▸ **Records provided**

******

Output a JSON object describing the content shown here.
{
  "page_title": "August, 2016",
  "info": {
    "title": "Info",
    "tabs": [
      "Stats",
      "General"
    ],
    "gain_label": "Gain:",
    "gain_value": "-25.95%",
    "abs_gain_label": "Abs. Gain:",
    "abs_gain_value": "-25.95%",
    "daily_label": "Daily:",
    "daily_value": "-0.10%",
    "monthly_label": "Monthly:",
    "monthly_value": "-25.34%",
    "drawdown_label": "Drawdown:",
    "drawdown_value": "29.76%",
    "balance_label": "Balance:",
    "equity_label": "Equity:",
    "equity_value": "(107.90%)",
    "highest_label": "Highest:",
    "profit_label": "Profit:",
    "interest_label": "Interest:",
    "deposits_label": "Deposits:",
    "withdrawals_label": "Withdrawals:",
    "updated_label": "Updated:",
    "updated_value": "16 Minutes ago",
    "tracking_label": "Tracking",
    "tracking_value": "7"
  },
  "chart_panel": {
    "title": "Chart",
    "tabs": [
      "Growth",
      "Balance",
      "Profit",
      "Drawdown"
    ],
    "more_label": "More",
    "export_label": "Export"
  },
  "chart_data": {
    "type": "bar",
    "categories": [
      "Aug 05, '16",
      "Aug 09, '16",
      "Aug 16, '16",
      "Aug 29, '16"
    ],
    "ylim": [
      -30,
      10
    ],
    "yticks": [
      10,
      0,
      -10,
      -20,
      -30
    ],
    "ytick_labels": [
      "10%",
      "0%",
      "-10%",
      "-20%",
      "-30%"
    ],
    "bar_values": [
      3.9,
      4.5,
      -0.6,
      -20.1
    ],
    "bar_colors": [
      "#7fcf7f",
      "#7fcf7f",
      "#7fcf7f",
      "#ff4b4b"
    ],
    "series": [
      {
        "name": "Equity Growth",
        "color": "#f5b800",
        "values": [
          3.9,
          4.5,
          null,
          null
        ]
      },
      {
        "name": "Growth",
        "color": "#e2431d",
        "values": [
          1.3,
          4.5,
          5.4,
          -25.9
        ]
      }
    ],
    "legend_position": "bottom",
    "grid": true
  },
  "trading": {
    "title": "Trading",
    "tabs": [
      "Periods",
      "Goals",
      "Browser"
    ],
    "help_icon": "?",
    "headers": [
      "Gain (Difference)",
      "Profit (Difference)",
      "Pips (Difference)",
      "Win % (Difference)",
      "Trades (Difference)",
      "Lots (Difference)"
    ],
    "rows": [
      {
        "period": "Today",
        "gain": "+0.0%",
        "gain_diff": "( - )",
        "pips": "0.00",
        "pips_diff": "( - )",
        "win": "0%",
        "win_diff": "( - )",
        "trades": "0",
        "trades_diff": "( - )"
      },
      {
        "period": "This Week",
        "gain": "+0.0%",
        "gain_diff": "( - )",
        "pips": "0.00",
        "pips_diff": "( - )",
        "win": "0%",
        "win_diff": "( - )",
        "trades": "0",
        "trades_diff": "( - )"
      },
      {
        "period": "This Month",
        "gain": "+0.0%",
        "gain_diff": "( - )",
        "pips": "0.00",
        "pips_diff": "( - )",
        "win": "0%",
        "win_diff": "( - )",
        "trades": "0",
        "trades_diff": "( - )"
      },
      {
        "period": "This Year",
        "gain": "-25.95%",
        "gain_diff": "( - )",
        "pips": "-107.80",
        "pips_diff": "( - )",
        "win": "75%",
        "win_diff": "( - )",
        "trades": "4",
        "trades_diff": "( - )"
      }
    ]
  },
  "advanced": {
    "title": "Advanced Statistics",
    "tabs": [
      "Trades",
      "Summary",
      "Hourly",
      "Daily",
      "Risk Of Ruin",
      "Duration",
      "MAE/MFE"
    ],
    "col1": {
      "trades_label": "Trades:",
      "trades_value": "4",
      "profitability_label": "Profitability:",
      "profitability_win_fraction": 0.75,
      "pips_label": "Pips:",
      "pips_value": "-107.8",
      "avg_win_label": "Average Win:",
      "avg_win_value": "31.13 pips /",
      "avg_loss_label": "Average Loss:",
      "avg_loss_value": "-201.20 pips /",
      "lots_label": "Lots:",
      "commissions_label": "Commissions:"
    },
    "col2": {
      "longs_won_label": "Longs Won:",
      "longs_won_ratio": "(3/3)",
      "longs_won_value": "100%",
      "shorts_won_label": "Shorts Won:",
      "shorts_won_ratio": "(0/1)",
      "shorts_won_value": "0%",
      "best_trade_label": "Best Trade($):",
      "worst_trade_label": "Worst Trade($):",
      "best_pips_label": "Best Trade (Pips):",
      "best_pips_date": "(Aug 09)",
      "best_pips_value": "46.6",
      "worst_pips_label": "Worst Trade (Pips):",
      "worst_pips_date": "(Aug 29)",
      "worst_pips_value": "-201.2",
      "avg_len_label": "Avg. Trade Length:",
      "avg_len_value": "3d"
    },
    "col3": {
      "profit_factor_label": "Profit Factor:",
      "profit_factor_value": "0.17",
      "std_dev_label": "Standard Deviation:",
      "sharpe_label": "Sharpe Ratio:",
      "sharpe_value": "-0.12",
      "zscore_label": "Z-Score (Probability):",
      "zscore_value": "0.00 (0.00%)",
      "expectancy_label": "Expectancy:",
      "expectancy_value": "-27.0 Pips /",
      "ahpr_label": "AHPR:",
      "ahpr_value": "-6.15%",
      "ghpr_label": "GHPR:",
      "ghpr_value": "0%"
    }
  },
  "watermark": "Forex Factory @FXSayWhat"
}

******

Copy out all of the records shown above exactly.

▸ **Response to the task**
Output a JSON object describing the content shown here.
{
  "page_title": "August, 2016",
  "info": {
    "title": "Info",
    "tabs": [
      "Stats",
      "General"
    ],
    "gain_label": "Gain:",
    "gain_value": "-25.95%",
    "abs_gain_label": "Abs. Gain:",
    "abs_gain_value": "-25.95%",
    "daily_label": "Daily:",
    "daily_value": "-0.10%",
    "monthly_label": "Monthly:",
    "monthly_value": "-25.34%",
    "drawdown_label": "Drawdown:",
    "drawdown_value": "29.76%",
    "balance_label": "Balance:",
    "equity_label": "Equity:",
    "equity_value": "(107.90%)",
    "highest_label": "Highest:",
    "profit_label": "Profit:",
    "interest_label": "Interest:",
    "deposits_label": "Deposits:",
    "withdrawals_label": "Withdrawals:",
    "updated_label": "Updated:",
    "updated_value": "16 Minutes ago",
    "tracking_label": "Tracking",
    "tracking_value": "7"
  },
  "chart_panel": {
    "title": "Chart",
    "tabs": [
      "Growth",
      "Balance",
      "Profit",
      "Drawdown"
    ],
    "more_label": "More",
    "export_label": "Export"
  },
  "chart_data": {
    "type": "bar",
    "categories": [
      "Aug 05, '16",
      "Aug 09, '16",
      "Aug 16, '16",
      "Aug 29, '16"
    ],
    "ylim": [
      -30,
      10
    ],
    "yticks": [
      10,
      0,
      -10,
      -20,
      -30
    ],
    "ytick_labels": [
      "10%",
      "0%",
      "-10%",
      "-20%",
      "-30%"
    ],
    "bar_values": [
      3.9,
      4.5,
      -0.6,
      -20.1
    ],
    "bar_colors": [
      "#7fcf7f",
      "#7fcf7f",
      "#7fcf7f",
      "#ff4b4b"
    ],
    "series": [
      {
        "name": "Equity Growth",
        "color": "#f5b800",
        "values": [
          3.9,
          4.5,
          null,
          null
        ]
      },
      {
        "name": "Growth",
        "color": "#e2431d",
        "values": [
          1.3,
          4.5,
          5.4,
          -25.9
        ]
      }
    ],
    "legend_position": "bottom",
    "grid": true
  },
  "trading": {
    "title": "Trading",
    "tabs": [
      "Periods",
      "Goals",
      "Browser"
    ],
    "help_icon": "?",
    "headers": [
      "Gain (Difference)",
      "Profit (Difference)",
      "Pips (Difference)",
      "Win % (Difference)",
      "Trades (Difference)",
      "Lots (Difference)"
    ],
    "rows": [
      {
        "period": "Today",
        "gain": "+0.0%",
        "gain_diff": "( - )",
        "pips": "0.00",
        "pips_diff": "( - )",
        "win": "0%",
        "win_diff": "( - )",
        "trades": "0",
        "trades_diff": "( - )"
      },
      {
        "period": "This Week",
        "gain": "+0.0%",
        "gain_diff": "( - )",
        "pips": "0.00",
        "pips_diff": "( - )",
        "win": "0%",
        "win_diff": "( - )",
        "trades": "0",
        "trades_diff": "( - )"
      },
      {
        "period": "This Month",
        "gain": "+0.0%",
        "gain_diff": "( - )",
        "pips": "0.00",
        "pips_diff": "( - )",
        "win": "0%",
        "win_diff": "( - )",
        "trades": "0",
        "trades_diff": "( - )"
      },
      {
        "period": "This Year",
        "gain": "-25.95%",
        "gain_diff": "( - )",
        "pips": "-107.80",
        "pips_diff": "( - )",
        "win": "75%",
        "win_diff": "( - )",
        "trades": "4",
        "trades_diff": "( - )"
      }
    ]
  },
  "advanced": {
    "title": "Advanced Statistics",
    "tabs": [
      "Trades",
      "Summary",
      "Hourly",
      "Daily",
      "Risk Of Ruin",
      "Duration",
      "MAE/MFE"
    ],
    "col1": {
      "trades_label": "Trades:",
      "trades_value": "4",
      "profitability_label": "Profitability:",
      "profitability_win_fraction": 0.75,
      "pips_label": "Pips:",
      "pips_value": "-107.8",
      "avg_win_label": "Average Win:",
      "avg_win_value": "31.13 pips /",
      "avg_loss_label": "Average Loss:",
      "avg_loss_value": "-201.20 pips /",
      "lots_label": "Lots:",
      "commissions_label": "Commissions:"
    },
    "col2": {
      "longs_won_label": "Longs Won:",
      "longs_won_ratio": "(3/3)",
      "longs_won_value": "100%",
      "shorts_won_label": "Shorts Won:",
      "shorts_won_ratio": "(0/1)",
      "shorts_won_value": "0%",
      "best_trade_label": "Best Trade($):",
      "worst_trade_label": "Worst Trade($):",
      "best_pips_label": "Best Trade (Pips):",
      "best_pips_date": "(Aug 09)",
      "best_pips_value": "46.6",
      "worst_pips_label": "Worst Trade (Pips):",
      "worst_pips_date": "(Aug 29)",
      "worst_pips_value": "-201.2",
      "avg_len_label": "Avg. Trade Length:",
      "avg_len_value": "3d"
    },
    "col3": {
      "profit_factor_label": "Profit Factor:",
      "profit_factor_value": "0.17",
      "std_dev_label": "Standard Deviation:",
      "sharpe_label": "Sharpe Ratio:",
      "sharpe_value": "-0.12",
      "zscore_label": "Z-Score (Probability):",
      "zscore_value": "0.00 (0.00%)",
      "expectancy_label": "Expectancy:",
      "expectancy_value": "-27.0 Pips /",
      "ahpr_label": "AHPR:",
      "ahpr_value": "-6.15%",
      "ghpr_label": "GHPR:",
      "ghpr_value": "0%"
    }
  },
  "watermark": "Forex Factory @FXSayWhat"
}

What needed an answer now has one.